/---

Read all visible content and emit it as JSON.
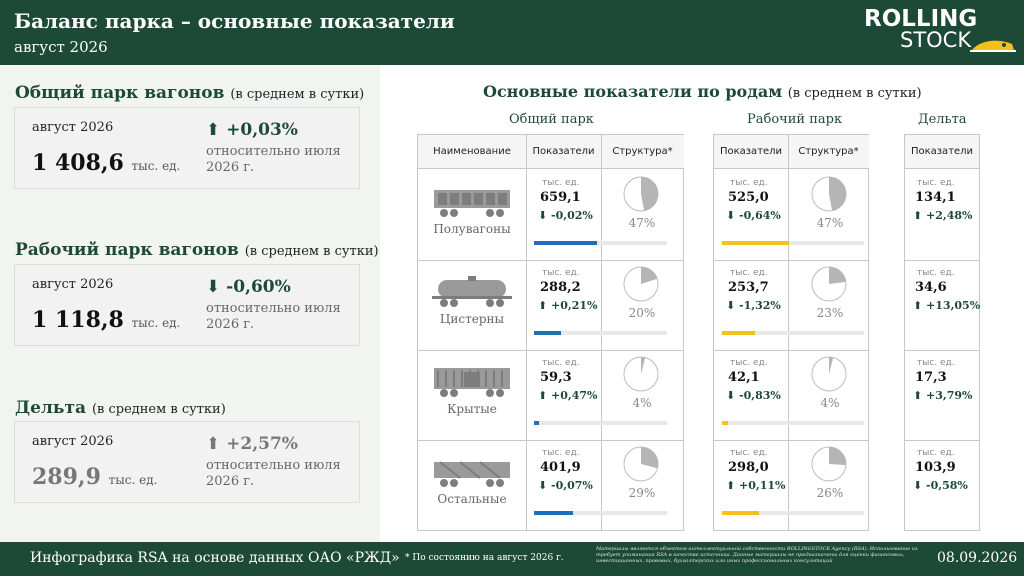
{
  "header": {
    "title": "Баланс парка – основные показатели",
    "subtitle": "август 2026",
    "logo_line1": "ROLLING",
    "logo_line2": "STOCK"
  },
  "summary": [
    {
      "heading": "Общий парк вагонов",
      "note": "(в среднем в сутки)",
      "period": "август 2026",
      "value": "1 408,6",
      "unit": "тыс. ед.",
      "change": "⬆ +0,03%",
      "relative": "относительно июля 2026 г."
    },
    {
      "heading": "Рабочий парк вагонов",
      "note": "(в среднем в сутки)",
      "period": "август 2026",
      "value": "1 118,8",
      "unit": "тыс. ед.",
      "change": "⬇ -0,60%",
      "relative": "относительно июля 2026 г."
    },
    {
      "heading": "Дельта",
      "note": "(в среднем в сутки)",
      "period": "август 2026",
      "value": "289,9",
      "unit": "тыс. ед.",
      "change": "⬆ +2,57%",
      "relative": "относительно июля 2026 г."
    }
  ],
  "main": {
    "title": "Основные показатели по родам",
    "note": "(в среднем в сутки)",
    "groups": {
      "total": "Общий парк",
      "working": "Рабочий парк",
      "delta": "Дельта"
    },
    "headers": {
      "name": "Наименование",
      "indicators": "Показатели",
      "structure": "Структура*"
    },
    "unit": "тыс. ед."
  },
  "chart_data": {
    "type": "table",
    "columns": [
      "Наименование",
      "Общий парк: Показатели",
      "Общий парк: Структура*",
      "Рабочий парк: Показатели",
      "Рабочий парк: Структура*",
      "Дельта: Показатели"
    ],
    "rows": [
      {
        "name": "Полувагоны",
        "total_value": "659,1",
        "total_change": "⬇ -0,02%",
        "total_share": 47,
        "working_value": "525,0",
        "working_change": "⬇ -0,64%",
        "working_share": 47,
        "delta_value": "134,1",
        "delta_change": "⬆ +2,48%"
      },
      {
        "name": "Цистерны",
        "total_value": "288,2",
        "total_change": "⬆ +0,21%",
        "total_share": 20,
        "working_value": "253,7",
        "working_change": "⬇ -1,32%",
        "working_share": 23,
        "delta_value": "34,6",
        "delta_change": "⬆ +13,05%"
      },
      {
        "name": "Крытые",
        "total_value": "59,3",
        "total_change": "⬆ +0,47%",
        "total_share": 4,
        "working_value": "42,1",
        "working_change": "⬇ -0,83%",
        "working_share": 4,
        "delta_value": "17,3",
        "delta_change": "⬆ +3,79%"
      },
      {
        "name": "Остальные",
        "total_value": "401,9",
        "total_change": "⬇ -0,07%",
        "total_share": 29,
        "working_value": "298,0",
        "working_change": "⬆ +0,11%",
        "working_share": 26,
        "delta_value": "103,9",
        "delta_change": "⬇ -0,58%"
      }
    ]
  },
  "footer": {
    "source": "Инфографика RSA на основе данных ОАО «РЖД»",
    "footnote": "* По состоянию на август 2026 г.",
    "legal": "Материалы являются объектом интеллектуальной собственности ROLLINGSTOCK Agency (RSA). Использование их требует упоминания RSA в качестве источника. Данные материалы не предназначены для оценки финансовых, инвестиционных, правовых, бухгалтерских или иных профессиональных консультаций",
    "date": "08.09.2026"
  },
  "colors": {
    "header_bg": "#1d4a36",
    "total_bar": "#1f6fb8",
    "working_bar": "#f2c11e",
    "pie_fill": "#b5b5b5"
  },
  "icons": [
    "gondola-car-icon",
    "tank-car-icon",
    "covered-wagon-icon",
    "other-wagon-icon",
    "train-logo-icon"
  ]
}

\---

**What this task involves:** Leave images out of the retyped records; keep all else exact.

**Response to this exercise:**
Read all visible content and emit it as JSON.
{
  "header": {
    "title": "Баланс парка – основные показатели",
    "subtitle": "август 2026",
    "logo_line1": "ROLLING",
    "logo_line2": "STOCK"
  },
  "summary": [
    {
      "heading": "Общий парк вагонов",
      "note": "(в среднем в сутки)",
      "period": "август 2026",
      "value": "1 408,6",
      "unit": "тыс. ед.",
      "change": "⬆ +0,03%",
      "relative": "относительно июля 2026 г."
    },
    {
      "heading": "Рабочий парк вагонов",
      "note": "(в среднем в сутки)",
      "period": "август 2026",
      "value": "1 118,8",
      "unit": "тыс. ед.",
      "change": "⬇ -0,60%",
      "relative": "относительно июля 2026 г."
    },
    {
      "heading": "Дельта",
      "note": "(в среднем в сутки)",
      "period": "август 2026",
      "value": "289,9",
      "unit": "тыс. ед.",
      "change": "⬆ +2,57%",
      "relative": "относительно июля 2026 г."
    }
  ],
  "main": {
    "title": "Основные показатели по родам",
    "note": "(в среднем в сутки)",
    "groups": {
      "total": "Общий парк",
      "working": "Рабочий парк",
      "delta": "Дельта"
    },
    "headers": {
      "name": "Наименование",
      "indicators": "Показатели",
      "structure": "Структура*"
    },
    "unit": "тыс. ед."
  },
  "chart_data": {
    "type": "table",
    "columns": [
      "Наименование",
      "Общий парк: Показатели",
      "Общий парк: Структура*",
      "Рабочий парк: Показатели",
      "Рабочий парк: Структура*",
      "Дельта: Показатели"
    ],
    "rows": [
      {
        "name": "Полувагоны",
        "total_value": "659,1",
        "total_change": "⬇ -0,02%",
        "total_share": 47,
        "working_value": "525,0",
        "working_change": "⬇ -0,64%",
        "working_share": 47,
        "delta_value": "134,1",
        "delta_change": "⬆ +2,48%"
      },
      {
        "name": "Цистерны",
        "total_value": "288,2",
        "total_change": "⬆ +0,21%",
        "total_share": 20,
        "working_value": "253,7",
        "working_change": "⬇ -1,32%",
        "working_share": 23,
        "delta_value": "34,6",
        "delta_change": "⬆ +13,05%"
      },
      {
        "name": "Крытые",
        "total_value": "59,3",
        "total_change": "⬆ +0,47%",
        "total_share": 4,
        "working_value": "42,1",
        "working_change": "⬇ -0,83%",
        "working_share": 4,
        "delta_value": "17,3",
        "delta_change": "⬆ +3,79%"
      },
      {
        "name": "Остальные",
        "total_value": "401,9",
        "total_change": "⬇ -0,07%",
        "total_share": 29,
        "working_value": "298,0",
        "working_change": "⬆ +0,11%",
        "working_share": 26,
        "delta_value": "103,9",
        "delta_change": "⬇ -0,58%"
      }
    ]
  },
  "footer": {
    "source": "Инфографика RSA на основе данных ОАО «РЖД»",
    "footnote": "* По состоянию на август 2026 г.",
    "legal": "Материалы являются объектом интеллектуальной собственности ROLLINGSTOCK Agency (RSA). Использование их требует упоминания RSA в качестве источника. Данные материалы не предназначены для оценки финансовых, инвестиционных, правовых, бухгалтерских или иных профессиональных консультаций",
    "date": "08.09.2026"
  },
  "colors": {
    "header_bg": "#1d4a36",
    "total_bar": "#1f6fb8",
    "working_bar": "#f2c11e",
    "pie_fill": "#b5b5b5"
  },
  "icons": [
    "gondola-car-icon",
    "tank-car-icon",
    "covered-wagon-icon",
    "other-wagon-icon",
    "train-logo-icon"
  ]
}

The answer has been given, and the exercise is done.